For the listing underneath, give the count of lines containing the string "JSON" and nothing further.
>>>>>
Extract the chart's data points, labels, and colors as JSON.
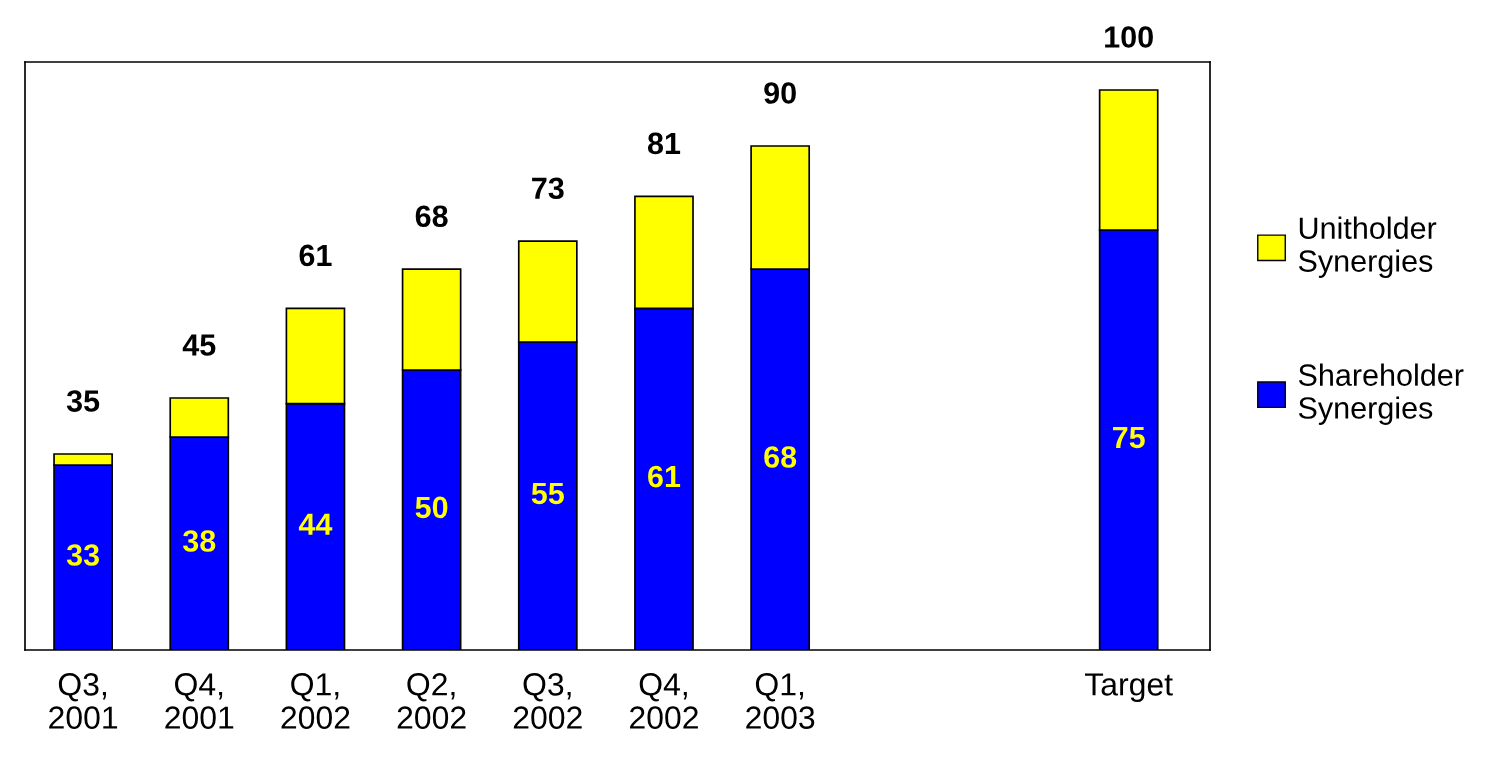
{
  "chart_data": {
    "type": "bar",
    "stacked": true,
    "categories": [
      "Q3,\n2001",
      "Q4,\n2001",
      "Q1,\n2002",
      "Q2,\n2002",
      "Q3,\n2002",
      "Q4,\n2002",
      "Q1,\n2003",
      null,
      null,
      "Target"
    ],
    "series": [
      {
        "name": "Shareholder\nSynergies",
        "color": "#0000ff",
        "values": [
          33,
          38,
          44,
          50,
          55,
          61,
          68,
          null,
          null,
          75
        ],
        "value_labels": [
          "33",
          "38",
          "44",
          "50",
          "55",
          "61",
          "68",
          null,
          null,
          "75"
        ]
      },
      {
        "name": "Unitholder\nSynergies",
        "color": "#ffff00",
        "values": [
          2,
          7,
          17,
          18,
          18,
          20,
          22,
          null,
          null,
          25
        ]
      }
    ],
    "totals": [
      "35",
      "45",
      "61",
      "68",
      "73",
      "81",
      "90",
      null,
      null,
      "100"
    ],
    "legend": "right",
    "tick_labels": "x"
  }
}
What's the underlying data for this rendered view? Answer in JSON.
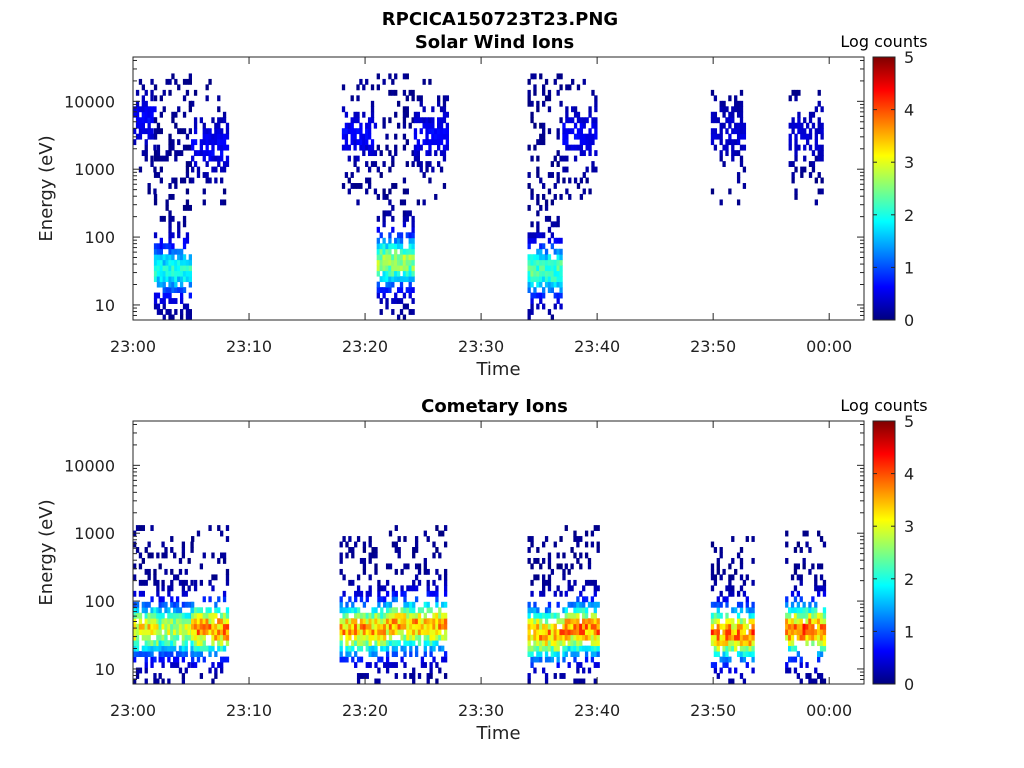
{
  "figure_title": "RPCICA150723T23.PNG",
  "chart_data": [
    {
      "type": "heatmap",
      "title": "Solar Wind Ions",
      "xlabel": "Time",
      "ylabel": "Energy (eV)",
      "x_ticks": [
        "23:00",
        "23:10",
        "23:20",
        "23:30",
        "23:40",
        "23:50",
        "00:00"
      ],
      "y_ticks": [
        "10",
        "100",
        "1000",
        "10000"
      ],
      "y_scale": "log",
      "ylim": [
        6,
        45000
      ],
      "xlim_minutes": [
        0,
        63
      ],
      "colorbar": {
        "label": "Log counts",
        "ticks": [
          "0",
          "1",
          "2",
          "3",
          "4",
          "5"
        ],
        "range": [
          0,
          5
        ],
        "colormap": "jet"
      },
      "activity": [
        {
          "t_start": 0.0,
          "t_end": 1.8,
          "e_low": 300,
          "e_high": 20000,
          "peak_log": 0.6,
          "peak_energy": 5000,
          "density": 0.35
        },
        {
          "t_start": 1.8,
          "t_end": 5.0,
          "e_low": 6,
          "e_high": 25000,
          "peak_log": 2.2,
          "peak_energy": 30,
          "density": 0.6
        },
        {
          "t_start": 5.0,
          "t_end": 8.2,
          "e_low": 350,
          "e_high": 18000,
          "peak_log": 0.6,
          "peak_energy": 2000,
          "density": 0.3
        },
        {
          "t_start": 18.0,
          "t_end": 21.0,
          "e_low": 300,
          "e_high": 18000,
          "peak_log": 0.6,
          "peak_energy": 3000,
          "density": 0.3
        },
        {
          "t_start": 21.0,
          "t_end": 24.2,
          "e_low": 6,
          "e_high": 25000,
          "peak_log": 3.0,
          "peak_energy": 40,
          "density": 0.6
        },
        {
          "t_start": 24.2,
          "t_end": 27.0,
          "e_low": 350,
          "e_high": 18000,
          "peak_log": 0.6,
          "peak_energy": 3000,
          "density": 0.3
        },
        {
          "t_start": 34.0,
          "t_end": 37.0,
          "e_low": 6,
          "e_high": 25000,
          "peak_log": 2.6,
          "peak_energy": 30,
          "density": 0.6
        },
        {
          "t_start": 37.0,
          "t_end": 40.0,
          "e_low": 400,
          "e_high": 18000,
          "peak_log": 0.6,
          "peak_energy": 3000,
          "density": 0.3
        },
        {
          "t_start": 49.8,
          "t_end": 52.6,
          "e_low": 300,
          "e_high": 14000,
          "peak_log": 0.4,
          "peak_energy": 3000,
          "density": 0.25
        },
        {
          "t_start": 56.5,
          "t_end": 59.5,
          "e_low": 300,
          "e_high": 14000,
          "peak_log": 0.4,
          "peak_energy": 3000,
          "density": 0.25
        }
      ]
    },
    {
      "type": "heatmap",
      "title": "Cometary Ions",
      "xlabel": "Time",
      "ylabel": "Energy (eV)",
      "x_ticks": [
        "23:00",
        "23:10",
        "23:20",
        "23:30",
        "23:40",
        "23:50",
        "00:00"
      ],
      "y_ticks": [
        "10",
        "100",
        "1000",
        "10000"
      ],
      "y_scale": "log",
      "ylim": [
        6,
        45000
      ],
      "xlim_minutes": [
        0,
        63
      ],
      "colorbar": {
        "label": "Log counts",
        "ticks": [
          "0",
          "1",
          "2",
          "3",
          "4",
          "5"
        ],
        "range": [
          0,
          5
        ],
        "colormap": "jet"
      },
      "activity": [
        {
          "t_start": 0.0,
          "t_end": 2.2,
          "e_low": 6,
          "e_high": 1200,
          "peak_log": 3.6,
          "peak_energy": 35,
          "density": 0.55
        },
        {
          "t_start": 2.2,
          "t_end": 5.0,
          "e_low": 6,
          "e_high": 900,
          "peak_log": 3.2,
          "peak_energy": 35,
          "density": 0.5
        },
        {
          "t_start": 5.0,
          "t_end": 8.2,
          "e_low": 6,
          "e_high": 1100,
          "peak_log": 4.2,
          "peak_energy": 35,
          "density": 0.55
        },
        {
          "t_start": 17.8,
          "t_end": 21.8,
          "e_low": 6,
          "e_high": 900,
          "peak_log": 4.0,
          "peak_energy": 35,
          "density": 0.55
        },
        {
          "t_start": 21.8,
          "t_end": 27.0,
          "e_low": 6,
          "e_high": 1300,
          "peak_log": 4.0,
          "peak_energy": 40,
          "density": 0.55
        },
        {
          "t_start": 34.0,
          "t_end": 37.2,
          "e_low": 6,
          "e_high": 900,
          "peak_log": 4.1,
          "peak_energy": 30,
          "density": 0.5
        },
        {
          "t_start": 37.2,
          "t_end": 40.2,
          "e_low": 6,
          "e_high": 1300,
          "peak_log": 4.2,
          "peak_energy": 35,
          "density": 0.55
        },
        {
          "t_start": 49.8,
          "t_end": 53.4,
          "e_low": 6,
          "e_high": 1000,
          "peak_log": 4.3,
          "peak_energy": 30,
          "density": 0.5
        },
        {
          "t_start": 56.2,
          "t_end": 59.5,
          "e_low": 6,
          "e_high": 1000,
          "peak_log": 4.3,
          "peak_energy": 35,
          "density": 0.5
        }
      ]
    }
  ]
}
<<<<<
*Output below*
2